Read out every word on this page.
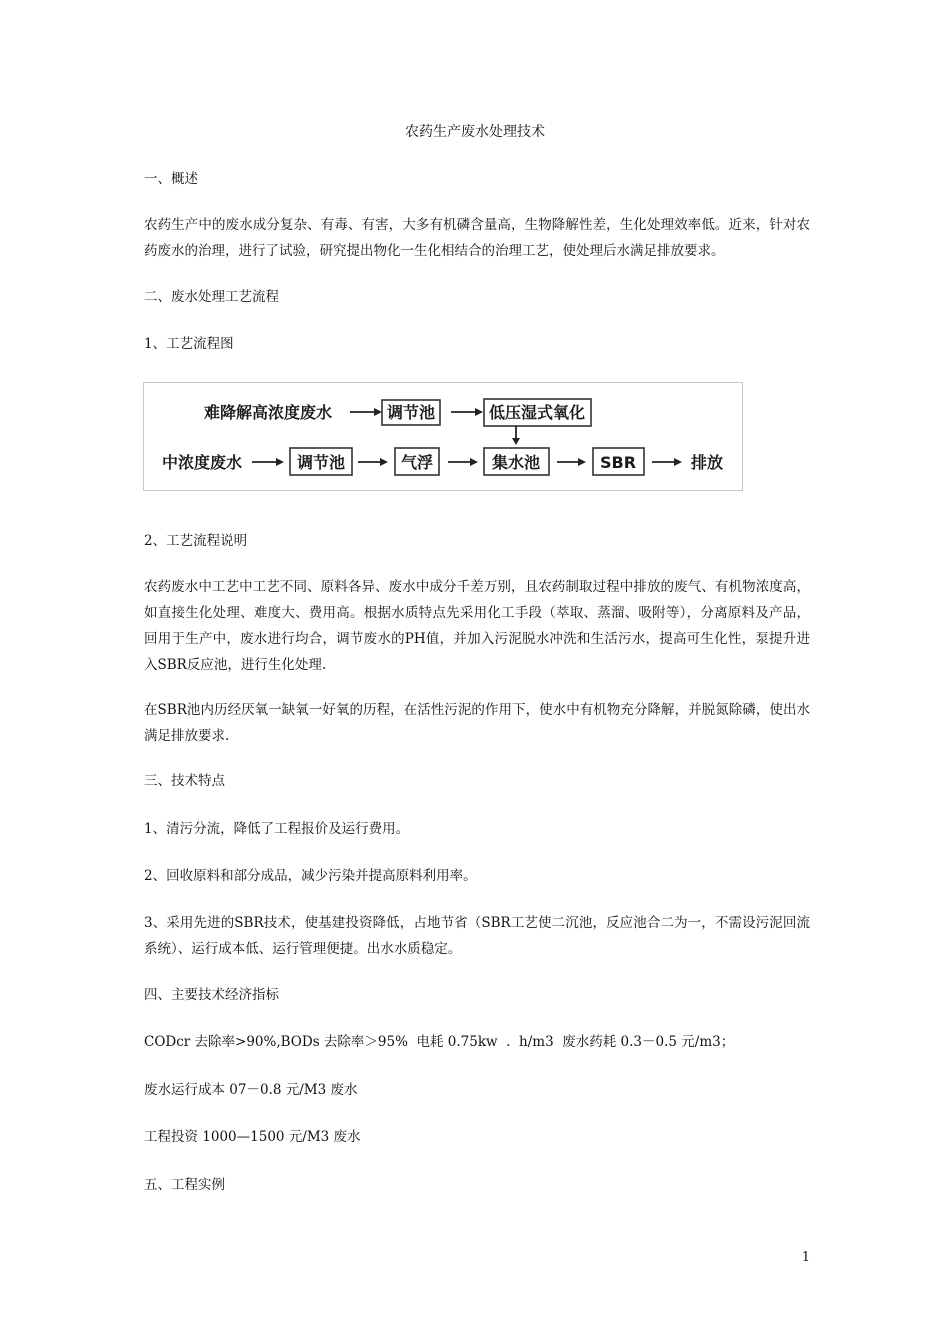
农药生产废水处理技术
一、概述
农药生产中的废水成分复杂、有毒、有害，大多有机磷含量高，生物降解性差，生化处理效率低。近来，针对农药废水的治理，进行了试验，研究提出物化一生化相结合的治理工艺，使处理后水满足排放要求。
二、废水处理工艺流程
1、工艺流程图
难降解高浓度废水	调节池	低压湿式氧化
中浓度废水	调节池	气浮	集水池	SBR	排放
2、工艺流程说明
农药废水中工艺中工艺不同、原料各异、废水中成分千差万别，且农药制取过程中排放的废气、有机物浓度高，如直接生化处理、难度大、费用高。根据水质特点先采用化工手段（萃取、蒸溜、吸附等），分离原料及产品，回用于生产中，废水进行均合，调节废水的PH值，并加入污泥脱水冲洗和生活污水，提高可生化性，泵提升进入SBR反应池，进行生化处理.
在SBR池内历经厌氧一缺氧一好氧的历程，在活性污泥的作用下，使水中有机物充分降解，并脱氮除磷，使出水满足排放要求.
三、技术特点
1、清污分流，降低了工程报价及运行费用。
2、回收原料和部分成品，减少污染并提高原料利用率。
3、采用先进的SBR技术，使基建投资降低，占地节省（SBR工艺使二沉池，反应池合二为一，不需设污泥回流系统）、运行成本低、运行管理便捷。出水水质稳定。
四、主要技术经济指标
CODcr 去除率>90%,BODs 去除率＞95%  电耗 0.75kw  .  h/m3  废水药耗 0.3－0.5 元/m3；
废水运行成本 07－0.8 元/M3 废水
工程投资 1000—1500 元/M3 废水
五、工程实例
1
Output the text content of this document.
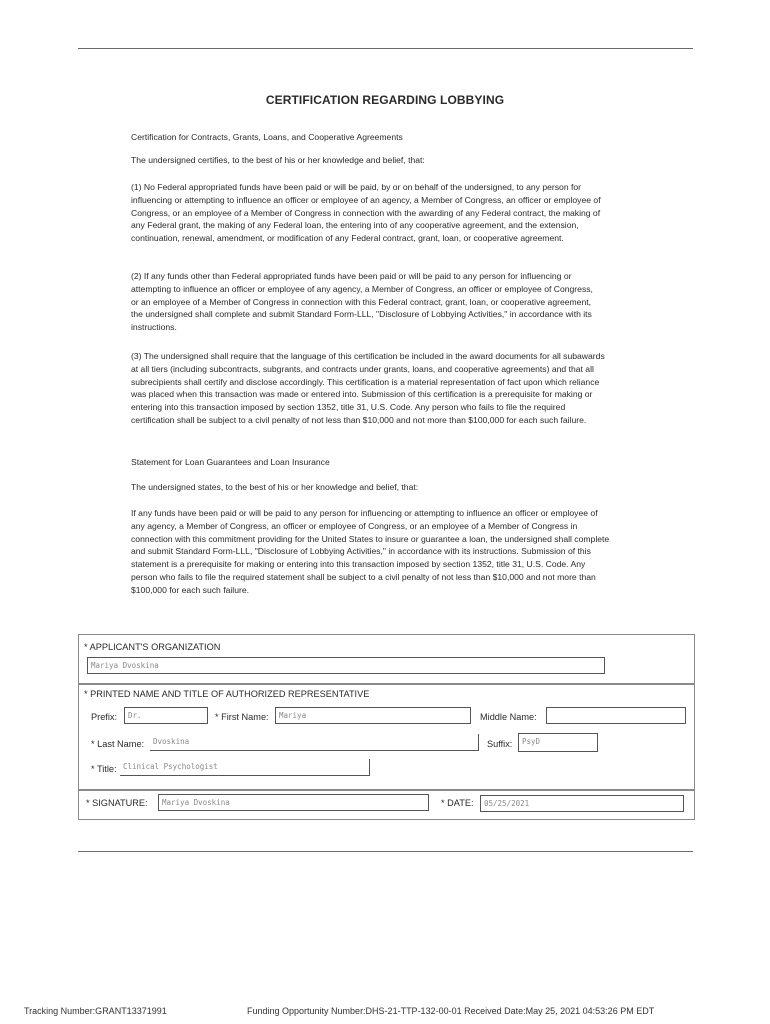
CERTIFICATION REGARDING LOBBYING

Certification for Contracts, Grants, Loans, and Cooperative Agreements

The undersigned certifies, to the best of his or her knowledge and belief, that:

(1) No Federal appropriated funds have been paid or will be paid, by or on behalf of the undersigned, to any person for influencing or attempting to influence an officer or employee of an agency, a Member of Congress, an officer or employee of Congress, or an employee of a Member of Congress in connection with the awarding of any Federal contract, the making of any Federal grant, the making of any Federal loan, the entering into of any cooperative agreement, and the extension, continuation, renewal, amendment, or modification of any Federal contract, grant, loan, or cooperative agreement.

(2) If any funds other than Federal appropriated funds have been paid or will be paid to any person for influencing or attempting to influence an officer or employee of any agency, a Member of Congress, an officer or employee of Congress, or an employee of a Member of Congress in connection with this Federal contract, grant, loan, or cooperative agreement, the undersigned shall complete and submit Standard Form-LLL, "Disclosure of Lobbying Activities," in accordance with its instructions.

(3) The undersigned shall require that the language of this certification be included in the award documents for all subawards at all tiers (including subcontracts, subgrants, and contracts under grants, loans, and cooperative agreements) and that all subrecipients shall certify and disclose accordingly. This certification is a material representation of fact upon which reliance was placed when this transaction was made or entered into. Submission of this certification is a prerequisite for making or entering into this transaction imposed by section 1352, title 31, U.S. Code. Any person who fails to file the required certification shall be subject to a civil penalty of not less than $10,000 and not more than $100,000 for each such failure.

Statement for Loan Guarantees and Loan Insurance

The undersigned states, to the best of his or her knowledge and belief, that:

If any funds have been paid or will be paid to any person for influencing or attempting to influence an officer or employee of any agency, a Member of Congress, an officer or employee of Congress, or an employee of a Member of Congress in connection with this commitment providing for the United States to insure or guarantee a loan, the undersigned shall complete and submit Standard Form-LLL, "Disclosure of Lobbying Activities," in accordance with its instructions. Submission of this statement is a prerequisite for making or entering into this transaction imposed by section 1352, title 31, U.S. Code. Any person who fails to file the required statement shall be subject to a civil penalty of not less than $10,000 and not more than $100,000 for each such failure.

* APPLICANT'S ORGANIZATION
Mariya Dvoskina
* PRINTED NAME AND TITLE OF AUTHORIZED REPRESENTATIVE
Prefix:	Dr.	* First Name:	Mariya	Middle Name:
* Last Name:	Dvoskina	Suffix:	PsyD
* Title: Clinical Psychologist
* SIGNATURE:	Mariya Dvoskina	* DATE:	05/25/2021
Tracking Number:GRANT13371991	Funding Opportunity Number:DHS-21-TTP-132-00-01 Received Date:May 25, 2021 04:53:26 PM EDT
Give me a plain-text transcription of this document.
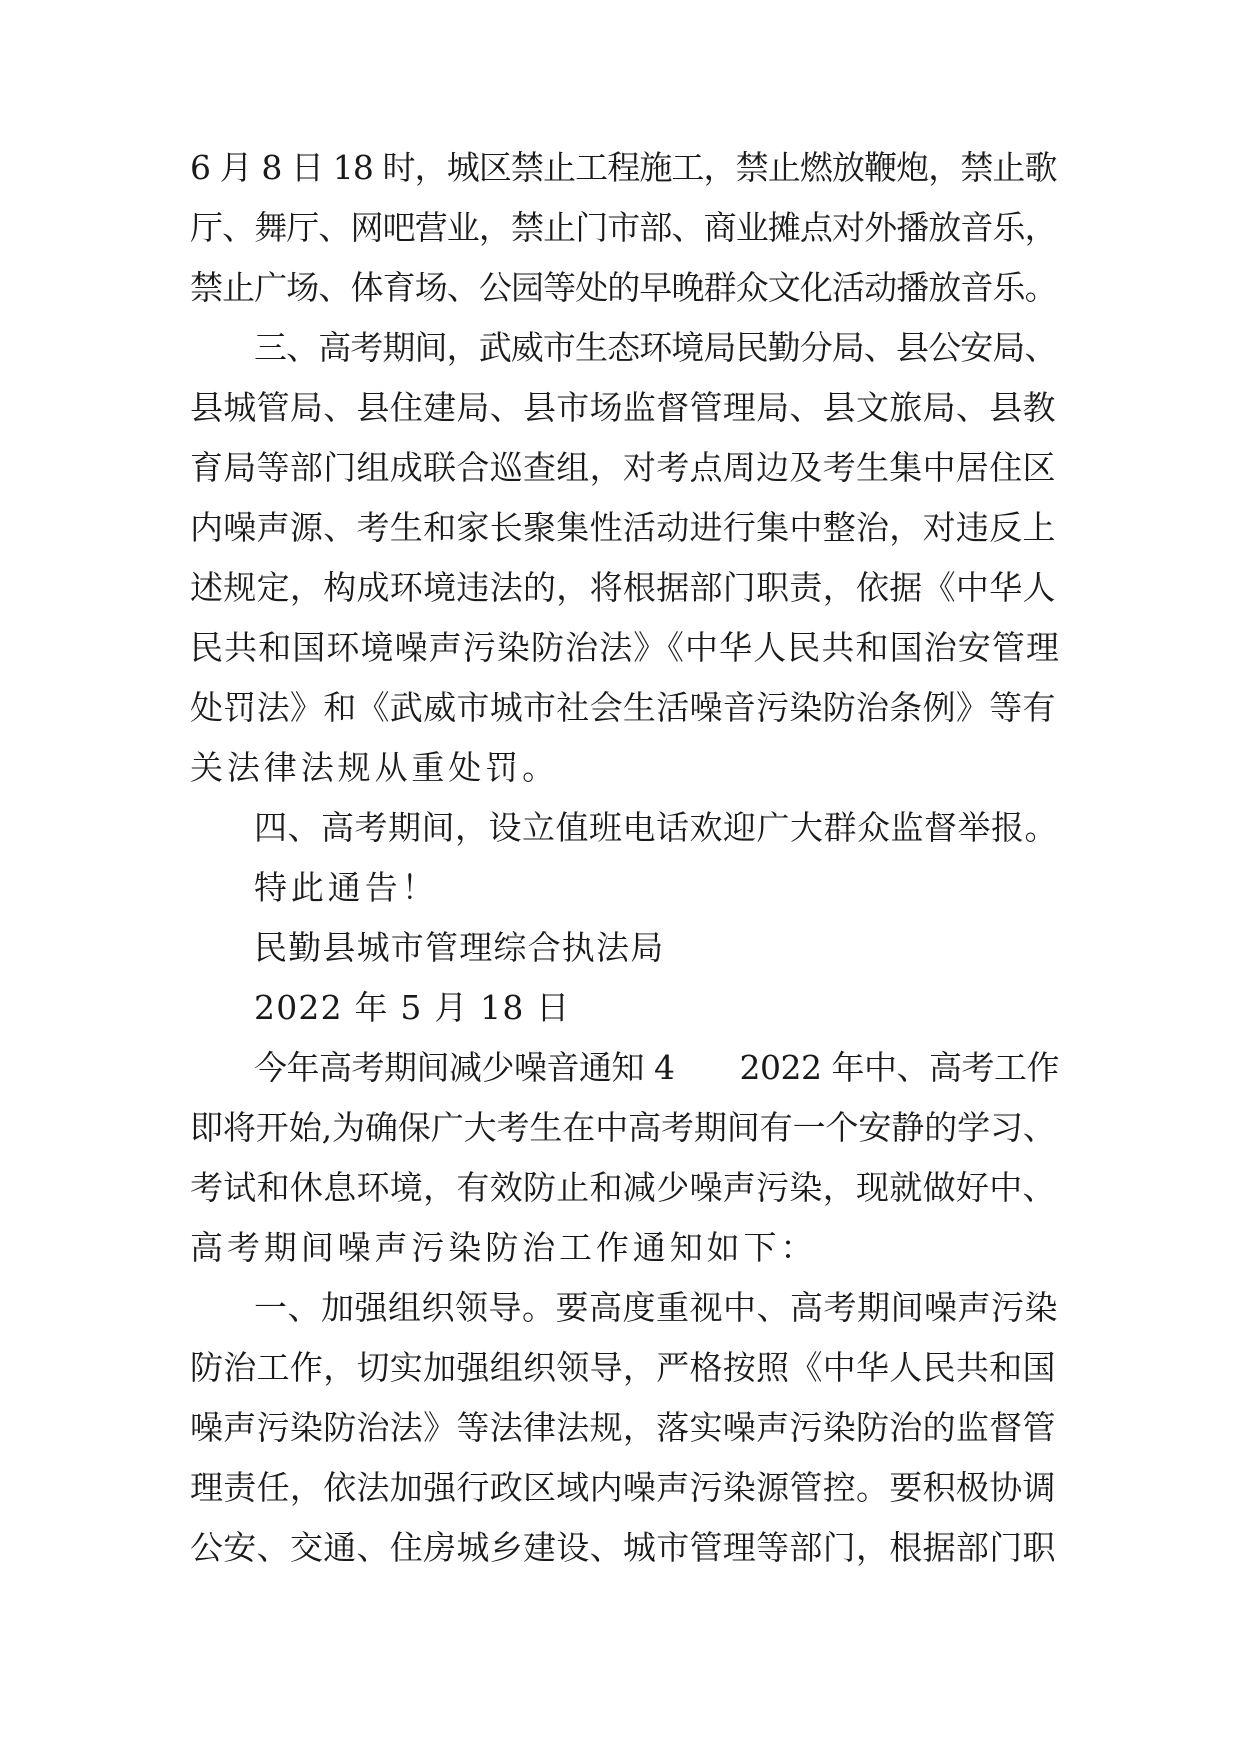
6 月 8 日 18 时，城区禁止工程施工，禁止燃放鞭炮，禁止歌
厅、舞厅、网吧营业，禁止门市部、商业摊点对外播放音乐，
禁止广场、体育场、公园等处的早晚群众文化活动播放音乐。
三、高考期间，武威市生态环境局民勤分局、县公安局、
县城管局、县住建局、县市场监督管理局、县文旅局、县教
育局等部门组成联合巡查组，对考点周边及考生集中居住区
内噪声源、考生和家长聚集性活动进行集中整治，对违反上
述规定，构成环境违法的，将根据部门职责，依据《中华人
民共和国环境噪声污染防治法》《中华人民共和国治安管理
处罚法》和《武威市城市社会生活噪音污染防治条例》等有
关法律法规从重处罚。
四、高考期间，设立值班电话欢迎广大群众监督举报。
特此通告！
民勤县城市管理综合执法局
2022 年 5 月 18 日
今年高考期间减少噪音通知 4　　2022 年中、高考工作
即将开始,为确保广大考生在中高考期间有一个安静的学习、
考试和休息环境，有效防止和减少噪声污染，现就做好中、
高考期间噪声污染防治工作通知如下：
一、加强组织领导。要高度重视中、高考期间噪声污染
防治工作，切实加强组织领导，严格按照《中华人民共和国
噪声污染防治法》等法律法规，落实噪声污染防治的监督管
理责任，依法加强行政区域内噪声污染源管控。要积极协调
公安、交通、住房城乡建设、城市管理等部门，根据部门职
-------
Requirements:
Retype every entry verbatim and exclude the pictures from the copy.

Output for this task:
Read out every word on this page.
农药生产废水处理技术
一、概述
农药生产中的废水成分复杂、有毒、有害，大多有机磷含量高，生物降解性差，生化处理效率低。近来，针对农药废水的治理，进行了试验，研究提出物化一生化相结合的治理工艺，使处理后水满足排放要求。
二、废水处理工艺流程
1、工艺流程图
难降解高浓度废水	调节池	低压湿式氧化
中浓度废水	调节池	气浮	集水池	SBR	排放
2、工艺流程说明
农药废水中工艺中工艺不同、原料各异、废水中成分千差万别，且农药制取过程中排放的废气、有机物浓度高，如直接生化处理、难度大、费用高。根据水质特点先采用化工手段（萃取、蒸溜、吸附等），分离原料及产品，回用于生产中，废水进行均合，调节废水的PH值，并加入污泥脱水冲洗和生活污水，提高可生化性，泵提升进入SBR反应池，进行生化处理.
在SBR池内历经厌氧一缺氧一好氧的历程，在活性污泥的作用下，使水中有机物充分降解，并脱氮除磷，使出水满足排放要求.
三、技术特点
1、清污分流，降低了工程报价及运行费用。
2、回收原料和部分成品，减少污染并提高原料利用率。
3、采用先进的SBR技术，使基建投资降低，占地节省（SBR工艺使二沉池，反应池合二为一，不需设污泥回流系统）、运行成本低、运行管理便捷。出水水质稳定。
四、主要技术经济指标
CODcr 去除率>90%,BODs 去除率＞95%  电耗 0.75kw  .  h/m3  废水药耗 0.3－0.5 元/m3；
废水运行成本 07－0.8 元/M3 废水
工程投资 1000—1500 元/M3 废水
五、工程实例
1
Output the text content of this document.
CERTIFICATION REGARDING LOBBYING

Certification for Contracts, Grants, Loans, and Cooperative Agreements

The undersigned certifies, to the best of his or her knowledge and belief, that:

(1) No Federal appropriated funds have been paid or will be paid, by or on behalf of the undersigned, to any person for influencing or attempting to influence an officer or employee of an agency, a Member of Congress, an officer or employee of Congress, or an employee of a Member of Congress in connection with the awarding of any Federal contract, the making of any Federal grant, the making of any Federal loan, the entering into of any cooperative agreement, and the extension, continuation, renewal, amendment, or modification of any Federal contract, grant, loan, or cooperative agreement.

(2) If any funds other than Federal appropriated funds have been paid or will be paid to any person for influencing or attempting to influence an officer or employee of any agency, a Member of Congress, an officer or employee of Congress, or an employee of a Member of Congress in connection with this Federal contract, grant, loan, or cooperative agreement, the undersigned shall complete and submit Standard Form-LLL, "Disclosure of Lobbying Activities," in accordance with its instructions.

(3) The undersigned shall require that the language of this certification be included in the award documents for all subawards at all tiers (including subcontracts, subgrants, and contracts under grants, loans, and cooperative agreements) and that all subrecipients shall certify and disclose accordingly. This certification is a material representation of fact upon which reliance was placed when this transaction was made or entered into. Submission of this certification is a prerequisite for making or entering into this transaction imposed by section 1352, title 31, U.S. Code. Any person who fails to file the required certification shall be subject to a civil penalty of not less than $10,000 and not more than $100,000 for each such failure.

Statement for Loan Guarantees and Loan Insurance

The undersigned states, to the best of his or her knowledge and belief, that:

If any funds have been paid or will be paid to any person for influencing or attempting to influence an officer or employee of any agency, a Member of Congress, an officer or employee of Congress, or an employee of a Member of Congress in connection with this commitment providing for the United States to insure or guarantee a loan, the undersigned shall complete and submit Standard Form-LLL, "Disclosure of Lobbying Activities," in accordance with its instructions. Submission of this statement is a prerequisite for making or entering into this transaction imposed by section 1352, title 31, U.S. Code. Any person who fails to file the required statement shall be subject to a civil penalty of not less than $10,000 and not more than $100,000 for each such failure.

* APPLICANT'S ORGANIZATION
Mariya Dvoskina
* PRINTED NAME AND TITLE OF AUTHORIZED REPRESENTATIVE
Prefix:	Dr.	* First Name:	Mariya	Middle Name:
* Last Name:	Dvoskina	Suffix:	PsyD
* Title: Clinical Psychologist
* SIGNATURE:	Mariya Dvoskina	* DATE:	05/25/2021
Tracking Number:GRANT13371991	Funding Opportunity Number:DHS-21-TTP-132-00-01 Received Date:May 25, 2021 04:53:26 PM EDT
Give me a plain-text transcription of this document.
6 月 8 日 18 时，城区禁止工程施工，禁止燃放鞭炮，禁止歌
厅、舞厅、网吧营业，禁止门市部、商业摊点对外播放音乐，
禁止广场、体育场、公园等处的早晚群众文化活动播放音乐。
三、高考期间，武威市生态环境局民勤分局、县公安局、
县城管局、县住建局、县市场监督管理局、县文旅局、县教
育局等部门组成联合巡查组，对考点周边及考生集中居住区
内噪声源、考生和家长聚集性活动进行集中整治，对违反上
述规定，构成环境违法的，将根据部门职责，依据《中华人
民共和国环境噪声污染防治法》《中华人民共和国治安管理
处罚法》和《武威市城市社会生活噪音污染防治条例》等有
关法律法规从重处罚。
四、高考期间，设立值班电话欢迎广大群众监督举报。
特此通告！
民勤县城市管理综合执法局
2022 年 5 月 18 日
今年高考期间减少噪音通知 4　　2022 年中、高考工作
即将开始,为确保广大考生在中高考期间有一个安静的学习、
考试和休息环境，有效防止和减少噪声污染，现就做好中、
高考期间噪声污染防治工作通知如下：
一、加强组织领导。要高度重视中、高考期间噪声污染
防治工作，切实加强组织领导，严格按照《中华人民共和国
噪声污染防治法》等法律法规，落实噪声污染防治的监督管
理责任，依法加强行政区域内噪声污染源管控。要积极协调
公安、交通、住房城乡建设、城市管理等部门，根据部门职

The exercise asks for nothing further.